### Requirements
Reproduce, character for character, the stretch of entries below from the first line through the line containing "send-icon[interactable] [657,675,689,707]", with both of those lines included.

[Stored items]
# # # # # # #

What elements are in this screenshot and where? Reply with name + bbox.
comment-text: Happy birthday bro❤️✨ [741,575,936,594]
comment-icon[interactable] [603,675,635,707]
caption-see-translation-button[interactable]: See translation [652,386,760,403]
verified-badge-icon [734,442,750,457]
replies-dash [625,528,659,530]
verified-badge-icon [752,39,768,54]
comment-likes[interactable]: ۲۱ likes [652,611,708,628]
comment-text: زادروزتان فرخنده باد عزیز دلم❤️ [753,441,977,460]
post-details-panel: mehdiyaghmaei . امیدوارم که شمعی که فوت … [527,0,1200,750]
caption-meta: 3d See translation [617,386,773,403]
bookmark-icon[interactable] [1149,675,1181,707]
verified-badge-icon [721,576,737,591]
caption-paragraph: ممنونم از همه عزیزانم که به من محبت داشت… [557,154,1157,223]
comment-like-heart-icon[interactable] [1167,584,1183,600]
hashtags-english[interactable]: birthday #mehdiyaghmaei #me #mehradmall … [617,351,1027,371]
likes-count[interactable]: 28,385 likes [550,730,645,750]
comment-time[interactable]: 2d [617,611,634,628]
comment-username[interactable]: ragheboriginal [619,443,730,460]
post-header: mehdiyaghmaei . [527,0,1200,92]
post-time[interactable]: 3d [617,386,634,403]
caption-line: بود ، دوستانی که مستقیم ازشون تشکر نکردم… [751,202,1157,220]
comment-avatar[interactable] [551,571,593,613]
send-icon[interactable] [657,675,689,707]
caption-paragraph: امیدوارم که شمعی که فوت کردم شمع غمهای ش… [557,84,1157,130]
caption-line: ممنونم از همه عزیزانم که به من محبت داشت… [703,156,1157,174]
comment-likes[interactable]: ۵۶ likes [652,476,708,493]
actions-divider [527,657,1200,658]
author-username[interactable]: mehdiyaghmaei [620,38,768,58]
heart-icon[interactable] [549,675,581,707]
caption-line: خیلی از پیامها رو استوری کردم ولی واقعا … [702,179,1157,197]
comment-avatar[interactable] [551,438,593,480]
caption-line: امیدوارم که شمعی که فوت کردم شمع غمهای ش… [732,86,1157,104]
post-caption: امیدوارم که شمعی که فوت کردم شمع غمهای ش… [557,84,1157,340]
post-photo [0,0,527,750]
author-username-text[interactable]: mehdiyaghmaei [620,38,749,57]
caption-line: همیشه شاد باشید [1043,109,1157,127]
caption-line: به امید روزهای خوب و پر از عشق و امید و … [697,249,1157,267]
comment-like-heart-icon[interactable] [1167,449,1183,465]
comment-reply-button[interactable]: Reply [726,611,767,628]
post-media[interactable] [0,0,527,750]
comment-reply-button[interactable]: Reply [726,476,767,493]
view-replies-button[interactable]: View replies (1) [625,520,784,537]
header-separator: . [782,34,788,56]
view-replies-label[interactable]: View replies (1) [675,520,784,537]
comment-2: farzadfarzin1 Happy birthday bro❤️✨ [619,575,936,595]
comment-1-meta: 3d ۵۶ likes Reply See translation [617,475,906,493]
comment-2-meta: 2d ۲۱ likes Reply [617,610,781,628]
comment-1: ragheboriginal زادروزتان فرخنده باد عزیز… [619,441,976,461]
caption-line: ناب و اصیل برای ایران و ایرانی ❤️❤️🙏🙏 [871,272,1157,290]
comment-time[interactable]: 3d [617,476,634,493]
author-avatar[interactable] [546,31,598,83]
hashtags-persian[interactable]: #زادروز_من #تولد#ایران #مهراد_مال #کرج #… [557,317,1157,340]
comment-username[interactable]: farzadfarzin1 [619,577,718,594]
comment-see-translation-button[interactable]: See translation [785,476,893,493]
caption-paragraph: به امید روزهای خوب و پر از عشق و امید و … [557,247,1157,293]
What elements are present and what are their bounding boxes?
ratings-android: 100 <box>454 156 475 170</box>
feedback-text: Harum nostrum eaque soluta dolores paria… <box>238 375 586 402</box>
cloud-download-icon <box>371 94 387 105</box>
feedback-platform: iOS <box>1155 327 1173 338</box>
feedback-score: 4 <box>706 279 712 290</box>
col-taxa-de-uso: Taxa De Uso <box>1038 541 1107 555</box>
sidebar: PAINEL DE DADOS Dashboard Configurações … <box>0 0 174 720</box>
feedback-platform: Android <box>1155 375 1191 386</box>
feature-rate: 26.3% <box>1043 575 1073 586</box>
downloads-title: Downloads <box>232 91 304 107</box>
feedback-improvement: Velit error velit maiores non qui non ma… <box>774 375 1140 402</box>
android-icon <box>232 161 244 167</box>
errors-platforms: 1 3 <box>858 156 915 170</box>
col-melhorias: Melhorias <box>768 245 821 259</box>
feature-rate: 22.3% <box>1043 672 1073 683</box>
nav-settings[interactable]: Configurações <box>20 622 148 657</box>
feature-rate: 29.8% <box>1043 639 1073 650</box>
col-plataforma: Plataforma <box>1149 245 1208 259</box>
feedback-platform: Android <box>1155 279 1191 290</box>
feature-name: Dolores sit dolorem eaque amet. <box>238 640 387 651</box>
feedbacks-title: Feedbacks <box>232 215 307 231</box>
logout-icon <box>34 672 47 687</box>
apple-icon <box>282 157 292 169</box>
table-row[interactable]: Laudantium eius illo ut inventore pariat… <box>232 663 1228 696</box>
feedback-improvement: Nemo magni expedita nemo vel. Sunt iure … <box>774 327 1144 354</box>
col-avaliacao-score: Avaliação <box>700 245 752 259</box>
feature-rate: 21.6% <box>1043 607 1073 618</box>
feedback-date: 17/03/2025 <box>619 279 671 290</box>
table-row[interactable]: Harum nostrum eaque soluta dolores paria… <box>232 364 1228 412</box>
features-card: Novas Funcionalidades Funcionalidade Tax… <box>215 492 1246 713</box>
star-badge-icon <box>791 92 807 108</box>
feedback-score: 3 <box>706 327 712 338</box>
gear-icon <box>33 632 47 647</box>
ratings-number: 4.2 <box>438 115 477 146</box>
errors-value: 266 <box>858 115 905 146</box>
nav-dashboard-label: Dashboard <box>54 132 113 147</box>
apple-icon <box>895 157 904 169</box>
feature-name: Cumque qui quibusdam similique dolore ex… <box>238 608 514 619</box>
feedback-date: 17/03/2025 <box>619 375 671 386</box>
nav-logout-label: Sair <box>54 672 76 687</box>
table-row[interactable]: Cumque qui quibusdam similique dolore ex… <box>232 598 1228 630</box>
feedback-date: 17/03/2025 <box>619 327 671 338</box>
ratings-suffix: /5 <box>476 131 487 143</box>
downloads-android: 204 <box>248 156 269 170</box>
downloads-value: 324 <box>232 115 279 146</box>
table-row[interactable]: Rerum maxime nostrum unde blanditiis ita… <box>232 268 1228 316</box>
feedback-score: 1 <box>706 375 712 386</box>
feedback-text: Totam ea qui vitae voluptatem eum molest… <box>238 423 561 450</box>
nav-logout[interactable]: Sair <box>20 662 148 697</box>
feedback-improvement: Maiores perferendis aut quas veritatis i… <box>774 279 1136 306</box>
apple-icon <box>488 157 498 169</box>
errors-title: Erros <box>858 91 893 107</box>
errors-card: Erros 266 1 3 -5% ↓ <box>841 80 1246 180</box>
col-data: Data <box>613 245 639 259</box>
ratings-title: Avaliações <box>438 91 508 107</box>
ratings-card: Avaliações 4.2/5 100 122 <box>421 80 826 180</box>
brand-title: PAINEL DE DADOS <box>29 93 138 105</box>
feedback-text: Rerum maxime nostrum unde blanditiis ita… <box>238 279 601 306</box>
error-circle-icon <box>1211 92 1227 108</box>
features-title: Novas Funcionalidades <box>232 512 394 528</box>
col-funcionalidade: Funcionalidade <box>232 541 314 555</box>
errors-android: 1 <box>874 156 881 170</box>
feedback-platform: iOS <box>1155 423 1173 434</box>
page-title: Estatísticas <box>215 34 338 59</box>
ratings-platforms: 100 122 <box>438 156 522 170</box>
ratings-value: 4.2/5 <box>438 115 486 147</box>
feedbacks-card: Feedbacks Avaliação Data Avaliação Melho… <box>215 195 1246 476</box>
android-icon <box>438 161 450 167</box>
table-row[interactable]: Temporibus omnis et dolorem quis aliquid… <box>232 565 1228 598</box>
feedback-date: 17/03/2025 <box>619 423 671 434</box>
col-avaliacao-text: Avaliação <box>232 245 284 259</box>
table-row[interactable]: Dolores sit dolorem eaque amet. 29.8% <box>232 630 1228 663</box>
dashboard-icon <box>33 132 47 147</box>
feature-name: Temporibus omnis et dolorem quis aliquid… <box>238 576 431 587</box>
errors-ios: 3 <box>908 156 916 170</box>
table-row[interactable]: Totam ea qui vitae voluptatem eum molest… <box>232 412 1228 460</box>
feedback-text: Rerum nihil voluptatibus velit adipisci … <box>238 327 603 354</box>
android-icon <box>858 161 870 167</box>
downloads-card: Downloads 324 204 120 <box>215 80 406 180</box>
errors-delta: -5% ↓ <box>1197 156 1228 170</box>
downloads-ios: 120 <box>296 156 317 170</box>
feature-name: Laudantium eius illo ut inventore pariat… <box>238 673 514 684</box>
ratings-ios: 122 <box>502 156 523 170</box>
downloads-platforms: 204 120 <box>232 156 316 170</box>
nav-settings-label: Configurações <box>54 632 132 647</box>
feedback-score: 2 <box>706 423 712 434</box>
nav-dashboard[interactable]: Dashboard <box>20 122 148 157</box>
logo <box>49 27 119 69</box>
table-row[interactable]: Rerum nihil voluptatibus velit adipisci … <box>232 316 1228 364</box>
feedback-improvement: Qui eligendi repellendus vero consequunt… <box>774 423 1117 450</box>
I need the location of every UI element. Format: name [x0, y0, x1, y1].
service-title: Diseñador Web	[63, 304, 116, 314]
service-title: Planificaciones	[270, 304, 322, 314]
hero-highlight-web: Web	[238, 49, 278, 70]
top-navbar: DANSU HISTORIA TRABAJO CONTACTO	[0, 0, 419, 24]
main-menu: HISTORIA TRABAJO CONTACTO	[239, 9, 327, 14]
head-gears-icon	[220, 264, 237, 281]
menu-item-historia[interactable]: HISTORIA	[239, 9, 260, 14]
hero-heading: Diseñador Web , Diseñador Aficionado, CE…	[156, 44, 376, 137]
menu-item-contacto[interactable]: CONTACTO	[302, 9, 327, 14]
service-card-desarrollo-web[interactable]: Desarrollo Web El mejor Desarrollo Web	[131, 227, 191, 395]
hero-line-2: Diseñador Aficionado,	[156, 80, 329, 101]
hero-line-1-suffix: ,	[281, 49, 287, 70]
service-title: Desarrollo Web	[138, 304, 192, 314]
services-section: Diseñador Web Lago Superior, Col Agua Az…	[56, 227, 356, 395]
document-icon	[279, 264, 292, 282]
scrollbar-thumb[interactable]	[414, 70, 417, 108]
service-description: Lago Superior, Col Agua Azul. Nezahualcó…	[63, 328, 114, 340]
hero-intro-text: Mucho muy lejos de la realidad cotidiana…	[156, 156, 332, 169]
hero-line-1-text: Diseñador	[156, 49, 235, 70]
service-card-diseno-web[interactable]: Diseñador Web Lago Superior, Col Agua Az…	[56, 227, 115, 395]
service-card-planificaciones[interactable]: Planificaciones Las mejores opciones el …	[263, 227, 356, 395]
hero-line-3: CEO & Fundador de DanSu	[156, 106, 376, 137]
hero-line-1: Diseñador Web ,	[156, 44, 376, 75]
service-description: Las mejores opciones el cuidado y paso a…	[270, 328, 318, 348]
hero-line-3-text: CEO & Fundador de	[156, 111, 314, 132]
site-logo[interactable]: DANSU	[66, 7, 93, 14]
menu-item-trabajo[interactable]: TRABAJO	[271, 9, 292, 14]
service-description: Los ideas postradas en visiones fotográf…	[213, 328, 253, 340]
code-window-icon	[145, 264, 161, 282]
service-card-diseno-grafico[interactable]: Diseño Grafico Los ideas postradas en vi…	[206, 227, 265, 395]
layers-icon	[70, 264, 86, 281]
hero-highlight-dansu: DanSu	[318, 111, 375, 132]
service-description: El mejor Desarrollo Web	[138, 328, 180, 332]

# # # # # # #

### Completed exercise
What elements are in this screenshot and where? Reply with name + bbox.
comment-text: Happy birthday bro❤️✨ [741,575,936,594]
comment-icon[interactable] [603,675,635,707]
caption-see-translation-button[interactable]: See translation [652,386,760,403]
verified-badge-icon [734,442,750,457]
replies-dash [625,528,659,530]
verified-badge-icon [752,39,768,54]
comment-likes[interactable]: ۲۱ likes [652,611,708,628]
comment-text: زادروزتان فرخنده باد عزیز دلم❤️ [753,441,977,460]
post-details-panel: mehdiyaghmaei . امیدوارم که شمعی که فوت … [527,0,1200,750]
caption-meta: 3d See translation [617,386,773,403]
bookmark-icon[interactable] [1149,675,1181,707]
verified-badge-icon [721,576,737,591]
caption-paragraph: ممنونم از همه عزیزانم که به من محبت داشت… [557,154,1157,223]
comment-like-heart-icon[interactable] [1167,584,1183,600]
hashtags-english[interactable]: birthday #mehdiyaghmaei #me #mehradmall … [617,351,1027,371]
likes-count[interactable]: 28,385 likes [550,730,645,750]
comment-time[interactable]: 2d [617,611,634,628]
comment-username[interactable]: ragheboriginal [619,443,730,460]
post-header: mehdiyaghmaei . [527,0,1200,92]
post-time[interactable]: 3d [617,386,634,403]
caption-line: بود ، دوستانی که مستقیم ازشون تشکر نکردم… [751,202,1157,220]
comment-avatar[interactable] [551,571,593,613]
send-icon[interactable] [657,675,689,707]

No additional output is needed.